Stated problem
Below is a set of records; restate each one word for word.

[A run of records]

* Begin *

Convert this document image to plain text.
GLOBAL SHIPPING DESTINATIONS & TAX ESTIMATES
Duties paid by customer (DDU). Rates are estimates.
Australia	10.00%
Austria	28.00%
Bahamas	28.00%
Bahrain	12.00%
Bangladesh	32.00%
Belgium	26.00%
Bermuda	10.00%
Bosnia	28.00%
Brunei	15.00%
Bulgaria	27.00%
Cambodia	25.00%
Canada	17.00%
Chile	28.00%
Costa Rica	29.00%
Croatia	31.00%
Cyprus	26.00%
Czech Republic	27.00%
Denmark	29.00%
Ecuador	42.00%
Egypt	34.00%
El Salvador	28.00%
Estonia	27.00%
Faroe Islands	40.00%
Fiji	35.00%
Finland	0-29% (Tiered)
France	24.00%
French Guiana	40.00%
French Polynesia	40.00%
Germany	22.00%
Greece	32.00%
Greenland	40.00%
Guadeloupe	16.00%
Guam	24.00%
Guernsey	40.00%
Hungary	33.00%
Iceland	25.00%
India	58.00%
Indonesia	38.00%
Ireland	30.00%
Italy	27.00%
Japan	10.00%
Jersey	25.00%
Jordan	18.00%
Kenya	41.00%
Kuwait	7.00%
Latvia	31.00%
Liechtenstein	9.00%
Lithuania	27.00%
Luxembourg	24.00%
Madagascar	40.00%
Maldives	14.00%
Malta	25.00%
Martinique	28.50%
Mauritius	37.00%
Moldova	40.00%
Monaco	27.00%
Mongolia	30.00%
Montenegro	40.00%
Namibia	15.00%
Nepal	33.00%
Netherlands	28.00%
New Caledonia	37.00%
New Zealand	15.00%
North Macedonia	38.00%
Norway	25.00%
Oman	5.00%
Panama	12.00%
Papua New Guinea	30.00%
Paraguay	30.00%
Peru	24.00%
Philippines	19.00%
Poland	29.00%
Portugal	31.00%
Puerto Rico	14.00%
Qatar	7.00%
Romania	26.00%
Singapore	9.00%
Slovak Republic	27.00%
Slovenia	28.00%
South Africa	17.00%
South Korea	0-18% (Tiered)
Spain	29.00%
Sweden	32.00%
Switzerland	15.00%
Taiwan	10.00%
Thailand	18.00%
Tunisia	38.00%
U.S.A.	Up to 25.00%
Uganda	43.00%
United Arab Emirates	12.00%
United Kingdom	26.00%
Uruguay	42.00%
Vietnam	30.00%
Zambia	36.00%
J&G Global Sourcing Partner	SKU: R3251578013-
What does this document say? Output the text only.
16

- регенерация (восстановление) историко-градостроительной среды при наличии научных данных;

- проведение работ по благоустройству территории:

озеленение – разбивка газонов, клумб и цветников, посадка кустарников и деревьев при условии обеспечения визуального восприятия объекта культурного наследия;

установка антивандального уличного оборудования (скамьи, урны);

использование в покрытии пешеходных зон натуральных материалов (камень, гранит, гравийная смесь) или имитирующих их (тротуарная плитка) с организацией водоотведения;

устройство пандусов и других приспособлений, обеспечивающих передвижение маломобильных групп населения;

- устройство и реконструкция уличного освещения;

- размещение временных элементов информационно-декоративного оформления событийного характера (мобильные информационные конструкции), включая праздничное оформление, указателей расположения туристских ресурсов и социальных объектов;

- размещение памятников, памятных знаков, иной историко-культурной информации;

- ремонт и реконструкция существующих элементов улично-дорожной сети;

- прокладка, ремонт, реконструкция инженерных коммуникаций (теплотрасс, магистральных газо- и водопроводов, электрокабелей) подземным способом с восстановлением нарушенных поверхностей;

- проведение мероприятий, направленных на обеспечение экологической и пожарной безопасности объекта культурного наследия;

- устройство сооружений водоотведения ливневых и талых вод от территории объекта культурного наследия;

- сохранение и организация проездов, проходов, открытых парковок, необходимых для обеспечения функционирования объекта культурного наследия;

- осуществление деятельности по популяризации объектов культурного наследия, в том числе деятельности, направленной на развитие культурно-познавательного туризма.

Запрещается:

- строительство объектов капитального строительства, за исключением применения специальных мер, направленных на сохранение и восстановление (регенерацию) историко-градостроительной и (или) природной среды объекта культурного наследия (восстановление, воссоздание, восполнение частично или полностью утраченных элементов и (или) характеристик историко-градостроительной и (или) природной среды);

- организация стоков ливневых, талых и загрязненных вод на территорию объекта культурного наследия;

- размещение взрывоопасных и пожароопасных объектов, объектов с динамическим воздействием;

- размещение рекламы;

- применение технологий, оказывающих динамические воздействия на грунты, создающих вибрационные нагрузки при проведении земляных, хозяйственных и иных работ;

* End *

Worked solution
Convert this document image to plain text.
GLOBAL SHIPPING DESTINATIONS & TAX ESTIMATES
Duties paid by customer (DDU). Rates are estimates.
Australia	10.00%
Austria	28.00%
Bahamas	28.00%
Bahrain	12.00%
Bangladesh	32.00%
Belgium	26.00%
Bermuda	10.00%
Bosnia	28.00%
Brunei	15.00%
Bulgaria	27.00%
Cambodia	25.00%
Canada	17.00%
Chile	28.00%
Costa Rica	29.00%
Croatia	31.00%
Cyprus	26.00%
Czech Republic	27.00%
Denmark	29.00%
Ecuador	42.00%
Egypt	34.00%
El Salvador	28.00%
Estonia	27.00%
Faroe Islands	40.00%
Fiji	35.00%
Finland	0-29% (Tiered)
France	24.00%
French Guiana	40.00%
French Polynesia	40.00%
Germany	22.00%
Greece	32.00%
Greenland	40.00%
Guadeloupe	16.00%
Guam	24.00%
Guernsey	40.00%
Hungary	33.00%
Iceland	25.00%
India	58.00%
Indonesia	38.00%
Ireland	30.00%
Italy	27.00%
Japan	10.00%
Jersey	25.00%
Jordan	18.00%
Kenya	41.00%
Kuwait	7.00%
Latvia	31.00%
Liechtenstein	9.00%
Lithuania	27.00%
Luxembourg	24.00%
Madagascar	40.00%
Maldives	14.00%
Malta	25.00%
Martinique	28.50%
Mauritius	37.00%
Moldova	40.00%
Monaco	27.00%
Mongolia	30.00%
Montenegro	40.00%
Namibia	15.00%
Nepal	33.00%
Netherlands	28.00%
New Caledonia	37.00%
New Zealand	15.00%
North Macedonia	38.00%
Norway	25.00%
Oman	5.00%
Panama	12.00%
Papua New Guinea	30.00%
Paraguay	30.00%
Peru	24.00%
Philippines	19.00%
Poland	29.00%
Portugal	31.00%
Puerto Rico	14.00%
Qatar	7.00%
Romania	26.00%
Singapore	9.00%
Slovak Republic	27.00%
Slovenia	28.00%
South Africa	17.00%
South Korea	0-18% (Tiered)
Spain	29.00%
Sweden	32.00%
Switzerland	15.00%
Taiwan	10.00%
Thailand	18.00%
Tunisia	38.00%
U.S.A.	Up to 25.00%
Uganda	43.00%
United Arab Emirates	12.00%
United Kingdom	26.00%
Uruguay	42.00%
Vietnam	30.00%
Zambia	36.00%
J&G Global Sourcing Partner	SKU: R3251578013-
What does this document say? Output the text only.
16

- регенерация (восстановление) историко-градостроительной среды при наличии научных данных;

- проведение работ по благоустройству территории:

озеленение – разбивка газонов, клумб и цветников, посадка кустарников и деревьев при условии обеспечения визуального восприятия объекта культурного наследия;

установка антивандального уличного оборудования (скамьи, урны);

использование в покрытии пешеходных зон натуральных материалов (камень, гранит, гравийная смесь) или имитирующих их (тротуарная плитка) с организацией водоотведения;

устройство пандусов и других приспособлений, обеспечивающих передвижение маломобильных групп населения;

- устройство и реконструкция уличного освещения;

- размещение временных элементов информационно-декоративного оформления событийного характера (мобильные информационные конструкции), включая праздничное оформление, указателей расположения туристских ресурсов и социальных объектов;

- размещение памятников, памятных знаков, иной историко-культурной информации;

- ремонт и реконструкция существующих элементов улично-дорожной сети;

- прокладка, ремонт, реконструкция инженерных коммуникаций (теплотрасс, магистральных газо- и водопроводов, электрокабелей) подземным способом с восстановлением нарушенных поверхностей;

- проведение мероприятий, направленных на обеспечение экологической и пожарной безопасности объекта культурного наследия;

- устройство сооружений водоотведения ливневых и талых вод от территории объекта культурного наследия;

- сохранение и организация проездов, проходов, открытых парковок, необходимых для обеспечения функционирования объекта культурного наследия;

- осуществление деятельности по популяризации объектов культурного наследия, в том числе деятельности, направленной на развитие культурно-познавательного туризма.

Запрещается:

- строительство объектов капитального строительства, за исключением применения специальных мер, направленных на сохранение и восстановление (регенерацию) историко-градостроительной и (или) природной среды объекта культурного наследия (восстановление, воссоздание, восполнение частично или полностью утраченных элементов и (или) характеристик историко-градостроительной и (или) природной среды);

- организация стоков ливневых, талых и загрязненных вод на территорию объекта культурного наследия;

- размещение взрывоопасных и пожароопасных объектов, объектов с динамическим воздействием;

- размещение рекламы;

- применение технологий, оказывающих динамические воздействия на грунты, создающих вибрационные нагрузки при проведении земляных, хозяйственных и иных работ;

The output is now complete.